Start of DATA TO USE

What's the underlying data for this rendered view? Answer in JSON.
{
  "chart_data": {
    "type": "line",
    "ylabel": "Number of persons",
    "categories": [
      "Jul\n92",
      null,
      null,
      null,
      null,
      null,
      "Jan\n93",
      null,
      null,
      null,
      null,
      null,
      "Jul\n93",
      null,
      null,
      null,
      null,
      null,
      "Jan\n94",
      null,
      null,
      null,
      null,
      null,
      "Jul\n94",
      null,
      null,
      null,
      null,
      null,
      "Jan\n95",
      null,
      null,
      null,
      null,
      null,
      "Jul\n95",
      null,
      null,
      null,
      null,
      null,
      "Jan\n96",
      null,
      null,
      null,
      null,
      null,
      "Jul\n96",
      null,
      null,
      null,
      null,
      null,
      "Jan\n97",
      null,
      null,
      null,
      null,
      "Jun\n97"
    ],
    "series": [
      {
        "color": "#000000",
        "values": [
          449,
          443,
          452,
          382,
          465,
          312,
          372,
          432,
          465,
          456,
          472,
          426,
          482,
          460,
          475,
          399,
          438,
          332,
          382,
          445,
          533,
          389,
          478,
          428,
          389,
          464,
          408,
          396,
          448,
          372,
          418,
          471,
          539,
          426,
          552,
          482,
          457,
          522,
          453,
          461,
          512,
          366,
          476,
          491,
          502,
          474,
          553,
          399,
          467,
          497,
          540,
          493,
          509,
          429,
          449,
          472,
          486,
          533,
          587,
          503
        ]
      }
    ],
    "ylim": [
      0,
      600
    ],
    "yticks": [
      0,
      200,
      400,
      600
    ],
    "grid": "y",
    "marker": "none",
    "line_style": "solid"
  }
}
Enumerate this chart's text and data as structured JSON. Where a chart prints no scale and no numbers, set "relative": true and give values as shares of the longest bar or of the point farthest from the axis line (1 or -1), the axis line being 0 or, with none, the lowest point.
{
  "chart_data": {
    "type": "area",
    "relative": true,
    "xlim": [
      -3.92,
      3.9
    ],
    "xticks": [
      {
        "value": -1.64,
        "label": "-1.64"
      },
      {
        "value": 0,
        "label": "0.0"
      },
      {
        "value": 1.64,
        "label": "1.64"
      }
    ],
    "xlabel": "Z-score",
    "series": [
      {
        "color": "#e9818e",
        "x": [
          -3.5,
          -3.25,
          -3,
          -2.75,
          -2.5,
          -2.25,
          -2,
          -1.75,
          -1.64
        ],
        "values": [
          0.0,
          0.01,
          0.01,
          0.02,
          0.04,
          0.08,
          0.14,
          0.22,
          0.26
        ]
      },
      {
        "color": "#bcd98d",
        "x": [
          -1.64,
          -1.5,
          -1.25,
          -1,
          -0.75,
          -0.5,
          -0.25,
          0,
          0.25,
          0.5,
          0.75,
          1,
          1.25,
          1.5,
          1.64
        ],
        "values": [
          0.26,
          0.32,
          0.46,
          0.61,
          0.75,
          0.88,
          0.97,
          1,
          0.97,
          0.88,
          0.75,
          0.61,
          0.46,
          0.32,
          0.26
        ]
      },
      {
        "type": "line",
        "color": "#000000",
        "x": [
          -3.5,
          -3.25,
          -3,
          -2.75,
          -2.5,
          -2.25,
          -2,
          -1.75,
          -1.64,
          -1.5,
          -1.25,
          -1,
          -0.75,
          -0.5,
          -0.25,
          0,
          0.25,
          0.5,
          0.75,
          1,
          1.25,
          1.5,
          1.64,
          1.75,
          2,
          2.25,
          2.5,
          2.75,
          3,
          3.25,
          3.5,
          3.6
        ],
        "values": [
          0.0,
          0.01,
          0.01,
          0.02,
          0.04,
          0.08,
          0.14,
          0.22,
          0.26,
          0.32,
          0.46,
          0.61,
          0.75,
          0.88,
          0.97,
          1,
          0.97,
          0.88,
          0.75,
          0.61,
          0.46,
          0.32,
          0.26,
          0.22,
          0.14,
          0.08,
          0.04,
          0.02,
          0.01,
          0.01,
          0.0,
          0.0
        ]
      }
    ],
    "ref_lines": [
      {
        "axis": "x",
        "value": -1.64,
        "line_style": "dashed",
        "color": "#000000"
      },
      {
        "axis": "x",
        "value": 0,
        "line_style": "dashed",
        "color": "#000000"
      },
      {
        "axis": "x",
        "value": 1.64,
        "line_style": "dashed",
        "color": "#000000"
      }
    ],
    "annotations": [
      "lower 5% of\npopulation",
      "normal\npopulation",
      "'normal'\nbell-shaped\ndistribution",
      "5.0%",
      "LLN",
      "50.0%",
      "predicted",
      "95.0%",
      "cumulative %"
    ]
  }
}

End of DATA TO USE

» **EXERCISE AIM**:
From the data, pick out every line that includes "JSON".

» **COMPLETED TASK**:
What's the underlying data for this rendered view? Answer in JSON.
Enumerate this chart's text and data as structured JSON. Where a chart prints no scale and no numbers, set "relative": true and give values as shares of the longest bar or of the point farthest from the axis line (1 or -1), the axis line being 0 or, with none, the lowest point.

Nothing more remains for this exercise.